**Work to be completed:** Leave the pictures out and reproduce, exactly, the lines from the one with "Parse this screenshot: output" through the end of the entries below.

(Dataset entries)
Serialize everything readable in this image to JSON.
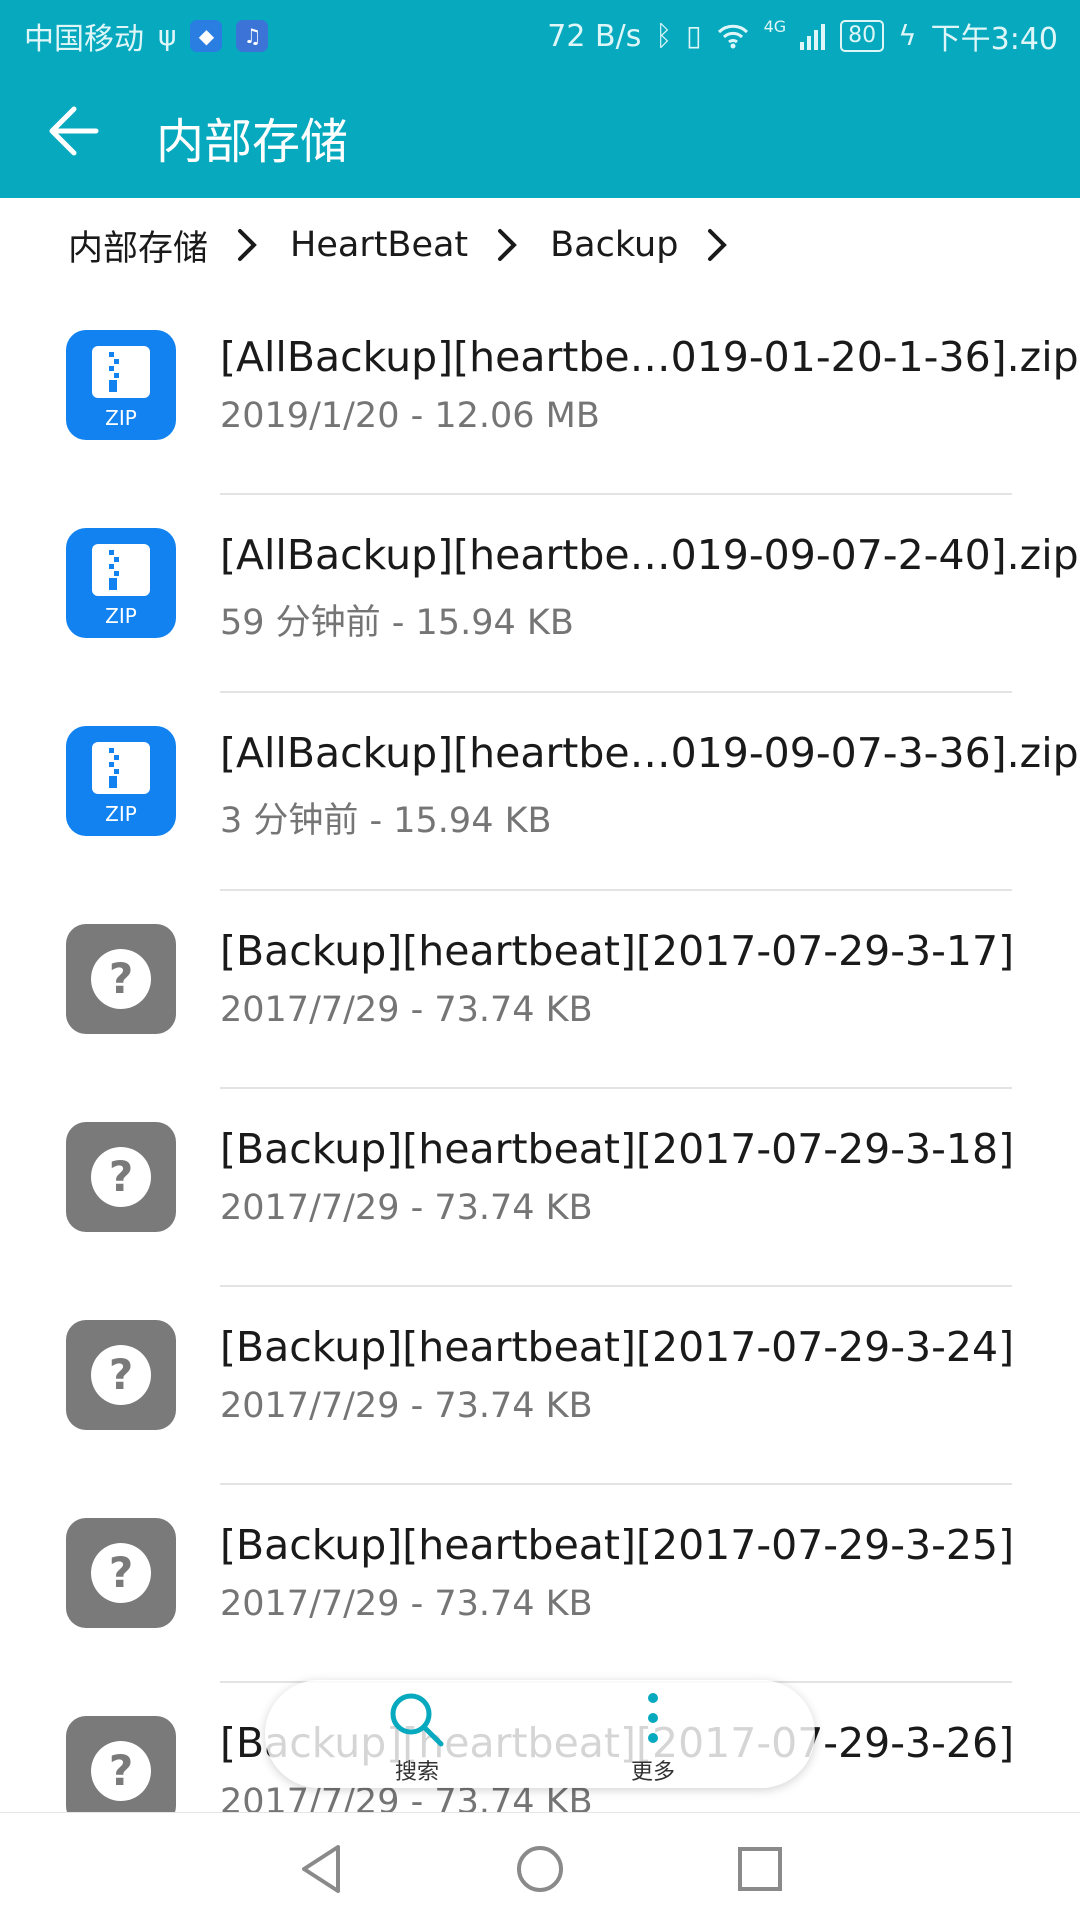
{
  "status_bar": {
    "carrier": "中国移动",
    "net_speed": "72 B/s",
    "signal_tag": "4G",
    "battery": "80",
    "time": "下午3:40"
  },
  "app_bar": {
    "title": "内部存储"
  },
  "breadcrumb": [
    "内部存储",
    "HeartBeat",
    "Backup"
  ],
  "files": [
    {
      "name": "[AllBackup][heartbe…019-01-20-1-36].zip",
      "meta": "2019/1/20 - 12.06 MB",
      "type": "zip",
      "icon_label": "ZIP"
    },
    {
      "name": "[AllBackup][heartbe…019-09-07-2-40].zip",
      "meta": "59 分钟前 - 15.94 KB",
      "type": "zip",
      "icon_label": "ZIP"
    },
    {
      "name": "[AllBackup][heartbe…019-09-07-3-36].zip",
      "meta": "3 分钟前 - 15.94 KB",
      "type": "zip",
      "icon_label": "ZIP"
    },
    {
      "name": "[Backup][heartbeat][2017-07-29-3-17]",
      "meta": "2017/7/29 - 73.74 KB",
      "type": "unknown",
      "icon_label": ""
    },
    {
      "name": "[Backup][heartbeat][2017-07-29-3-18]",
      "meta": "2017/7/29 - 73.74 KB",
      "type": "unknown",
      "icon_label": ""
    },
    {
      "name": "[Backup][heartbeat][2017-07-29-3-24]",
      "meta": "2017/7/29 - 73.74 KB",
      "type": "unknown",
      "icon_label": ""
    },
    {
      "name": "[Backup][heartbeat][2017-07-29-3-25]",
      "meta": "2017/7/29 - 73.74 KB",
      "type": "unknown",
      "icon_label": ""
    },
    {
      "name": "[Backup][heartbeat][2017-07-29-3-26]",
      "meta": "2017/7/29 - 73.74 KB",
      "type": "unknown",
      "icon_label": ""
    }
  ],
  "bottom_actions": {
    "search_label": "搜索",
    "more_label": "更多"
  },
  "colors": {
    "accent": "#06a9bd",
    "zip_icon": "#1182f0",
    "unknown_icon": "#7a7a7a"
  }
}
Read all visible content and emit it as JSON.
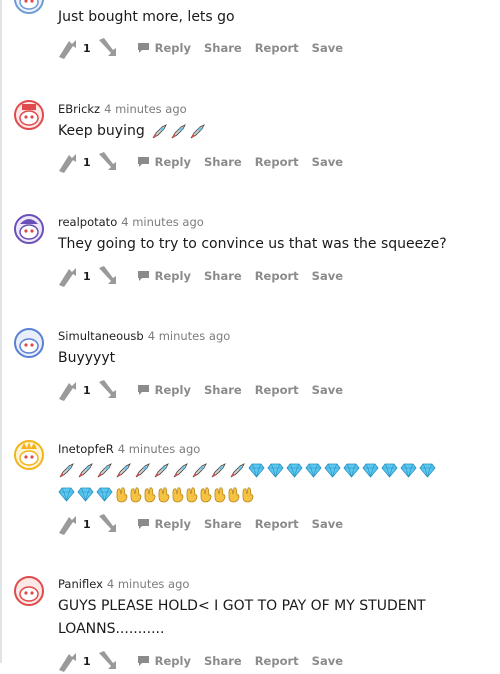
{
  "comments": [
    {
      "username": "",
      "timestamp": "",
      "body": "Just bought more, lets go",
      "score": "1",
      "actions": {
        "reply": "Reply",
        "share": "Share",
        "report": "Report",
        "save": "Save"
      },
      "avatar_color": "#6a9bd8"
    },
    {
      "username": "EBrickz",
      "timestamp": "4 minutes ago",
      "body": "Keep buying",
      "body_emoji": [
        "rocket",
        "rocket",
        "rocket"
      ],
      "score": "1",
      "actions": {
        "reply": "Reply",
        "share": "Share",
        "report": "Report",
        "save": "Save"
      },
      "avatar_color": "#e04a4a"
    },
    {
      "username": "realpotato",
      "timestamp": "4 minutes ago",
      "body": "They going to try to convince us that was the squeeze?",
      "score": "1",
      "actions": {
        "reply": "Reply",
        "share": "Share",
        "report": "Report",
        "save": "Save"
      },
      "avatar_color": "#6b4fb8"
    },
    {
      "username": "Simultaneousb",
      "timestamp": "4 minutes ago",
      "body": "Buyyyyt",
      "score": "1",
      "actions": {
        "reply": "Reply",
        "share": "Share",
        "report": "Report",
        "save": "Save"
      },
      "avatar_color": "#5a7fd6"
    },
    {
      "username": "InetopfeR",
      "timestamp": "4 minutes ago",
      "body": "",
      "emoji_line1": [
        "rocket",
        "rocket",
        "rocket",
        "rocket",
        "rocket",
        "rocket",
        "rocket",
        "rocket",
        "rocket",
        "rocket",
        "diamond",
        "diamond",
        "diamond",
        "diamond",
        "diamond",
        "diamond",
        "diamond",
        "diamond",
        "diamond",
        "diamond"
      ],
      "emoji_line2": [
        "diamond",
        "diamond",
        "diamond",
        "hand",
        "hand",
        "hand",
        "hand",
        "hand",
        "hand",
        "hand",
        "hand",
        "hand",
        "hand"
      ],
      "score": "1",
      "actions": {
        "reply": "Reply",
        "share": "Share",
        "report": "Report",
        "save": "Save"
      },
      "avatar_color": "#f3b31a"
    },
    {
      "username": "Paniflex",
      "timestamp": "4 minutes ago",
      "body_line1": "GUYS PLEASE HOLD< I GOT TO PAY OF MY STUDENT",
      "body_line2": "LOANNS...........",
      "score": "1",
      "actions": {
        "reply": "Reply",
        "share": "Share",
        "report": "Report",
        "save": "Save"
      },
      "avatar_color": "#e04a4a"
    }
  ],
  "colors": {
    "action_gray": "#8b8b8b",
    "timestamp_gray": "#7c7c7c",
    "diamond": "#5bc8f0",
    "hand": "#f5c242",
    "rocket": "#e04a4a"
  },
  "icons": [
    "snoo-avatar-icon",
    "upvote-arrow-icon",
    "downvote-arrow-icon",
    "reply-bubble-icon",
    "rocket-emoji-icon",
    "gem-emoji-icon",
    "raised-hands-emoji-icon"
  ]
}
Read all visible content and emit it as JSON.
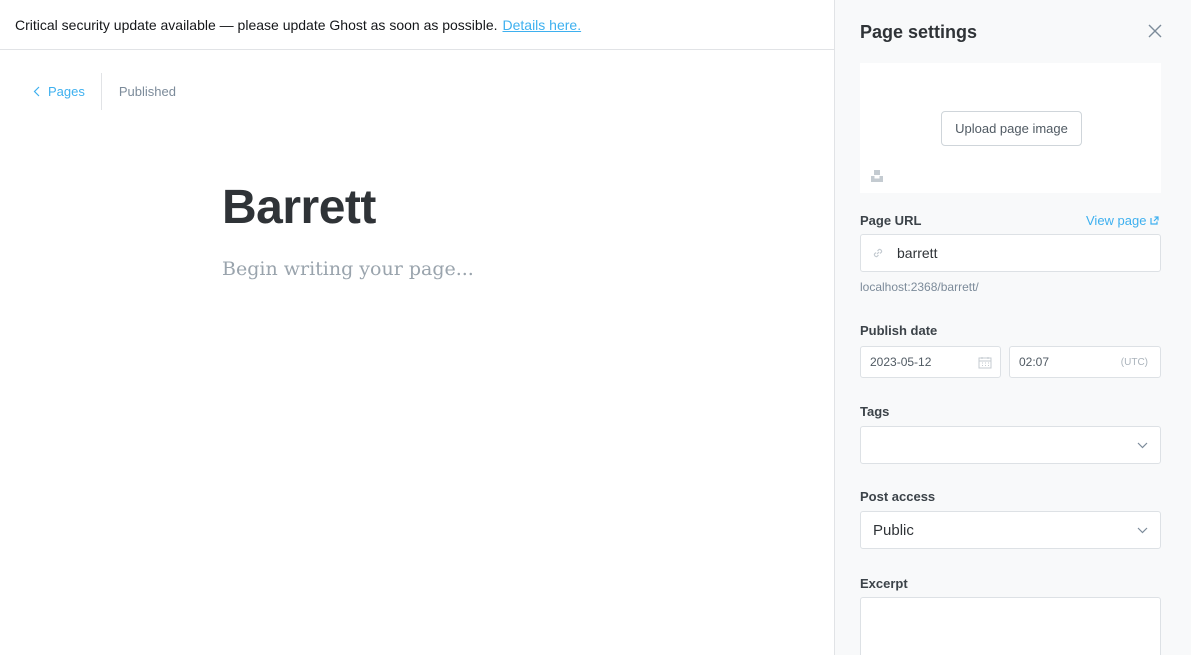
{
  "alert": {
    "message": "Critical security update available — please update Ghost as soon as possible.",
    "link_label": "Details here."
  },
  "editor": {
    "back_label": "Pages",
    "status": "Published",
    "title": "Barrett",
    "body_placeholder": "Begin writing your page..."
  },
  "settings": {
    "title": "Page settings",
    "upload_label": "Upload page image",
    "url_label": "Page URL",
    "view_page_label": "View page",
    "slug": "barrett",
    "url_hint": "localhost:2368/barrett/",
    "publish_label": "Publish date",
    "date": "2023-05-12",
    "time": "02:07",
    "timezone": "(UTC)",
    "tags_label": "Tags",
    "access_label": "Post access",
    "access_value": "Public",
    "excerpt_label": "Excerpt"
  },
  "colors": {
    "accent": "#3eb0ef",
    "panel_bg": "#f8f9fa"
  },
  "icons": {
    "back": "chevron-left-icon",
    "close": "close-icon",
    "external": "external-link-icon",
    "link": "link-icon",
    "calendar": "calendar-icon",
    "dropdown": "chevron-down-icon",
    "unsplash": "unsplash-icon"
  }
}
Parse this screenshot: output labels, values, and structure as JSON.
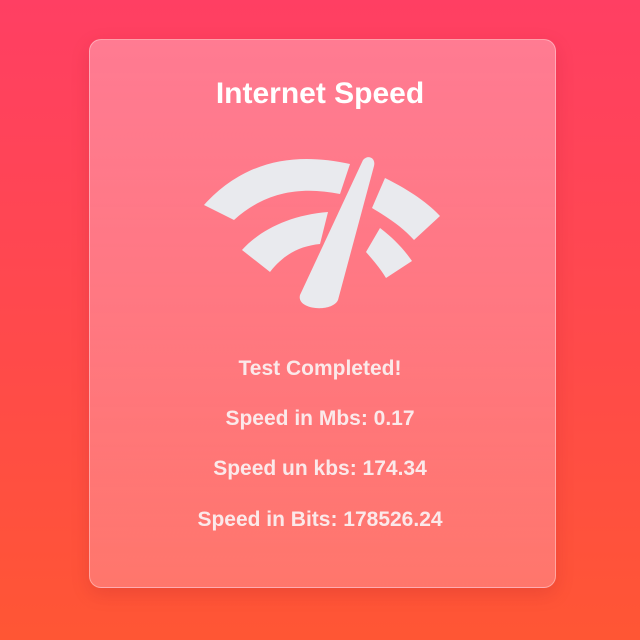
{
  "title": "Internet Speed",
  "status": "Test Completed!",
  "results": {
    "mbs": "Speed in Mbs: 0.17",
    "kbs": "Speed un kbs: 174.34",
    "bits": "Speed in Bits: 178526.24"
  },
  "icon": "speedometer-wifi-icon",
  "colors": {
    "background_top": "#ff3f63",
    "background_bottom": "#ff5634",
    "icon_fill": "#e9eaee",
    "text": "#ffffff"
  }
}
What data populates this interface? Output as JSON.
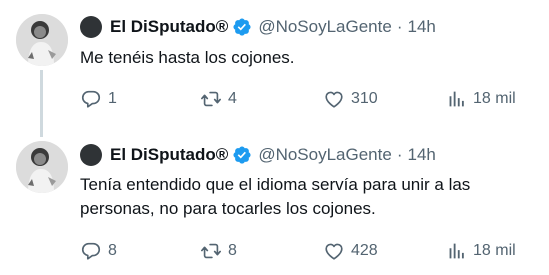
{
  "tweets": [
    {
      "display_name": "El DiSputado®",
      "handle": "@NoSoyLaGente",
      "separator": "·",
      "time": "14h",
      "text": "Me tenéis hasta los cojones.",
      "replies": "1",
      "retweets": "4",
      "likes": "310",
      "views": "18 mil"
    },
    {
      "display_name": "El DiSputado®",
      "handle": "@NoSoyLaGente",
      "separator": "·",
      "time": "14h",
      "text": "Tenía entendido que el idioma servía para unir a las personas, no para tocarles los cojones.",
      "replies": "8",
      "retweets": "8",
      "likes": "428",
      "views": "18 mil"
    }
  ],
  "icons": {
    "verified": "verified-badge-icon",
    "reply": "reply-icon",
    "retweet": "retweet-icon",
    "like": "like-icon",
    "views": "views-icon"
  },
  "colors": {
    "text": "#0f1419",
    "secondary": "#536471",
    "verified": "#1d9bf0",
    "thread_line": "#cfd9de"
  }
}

**Exercise solution:**
Parse this screenshot: output labels, values, and structure as JSON.
{
  "title": "Internet Speed",
  "status": "Test Completed!",
  "results": {
    "mbs": "Speed in Mbs: 0.17",
    "kbs": "Speed un kbs: 174.34",
    "bits": "Speed in Bits: 178526.24"
  },
  "icon": "speedometer-wifi-icon",
  "colors": {
    "background_top": "#ff3f63",
    "background_bottom": "#ff5634",
    "icon_fill": "#e9eaee",
    "text": "#ffffff"
  }
}
What data populates this interface? Output as JSON.
{
  "tweets": [
    {
      "display_name": "El DiSputado®",
      "handle": "@NoSoyLaGente",
      "separator": "·",
      "time": "14h",
      "text": "Me tenéis hasta los cojones.",
      "replies": "1",
      "retweets": "4",
      "likes": "310",
      "views": "18 mil"
    },
    {
      "display_name": "El DiSputado®",
      "handle": "@NoSoyLaGente",
      "separator": "·",
      "time": "14h",
      "text": "Tenía entendido que el idioma servía para unir a las personas, no para tocarles los cojones.",
      "replies": "8",
      "retweets": "8",
      "likes": "428",
      "views": "18 mil"
    }
  ],
  "icons": {
    "verified": "verified-badge-icon",
    "reply": "reply-icon",
    "retweet": "retweet-icon",
    "like": "like-icon",
    "views": "views-icon"
  },
  "colors": {
    "text": "#0f1419",
    "secondary": "#536471",
    "verified": "#1d9bf0",
    "thread_line": "#cfd9de"
  }
}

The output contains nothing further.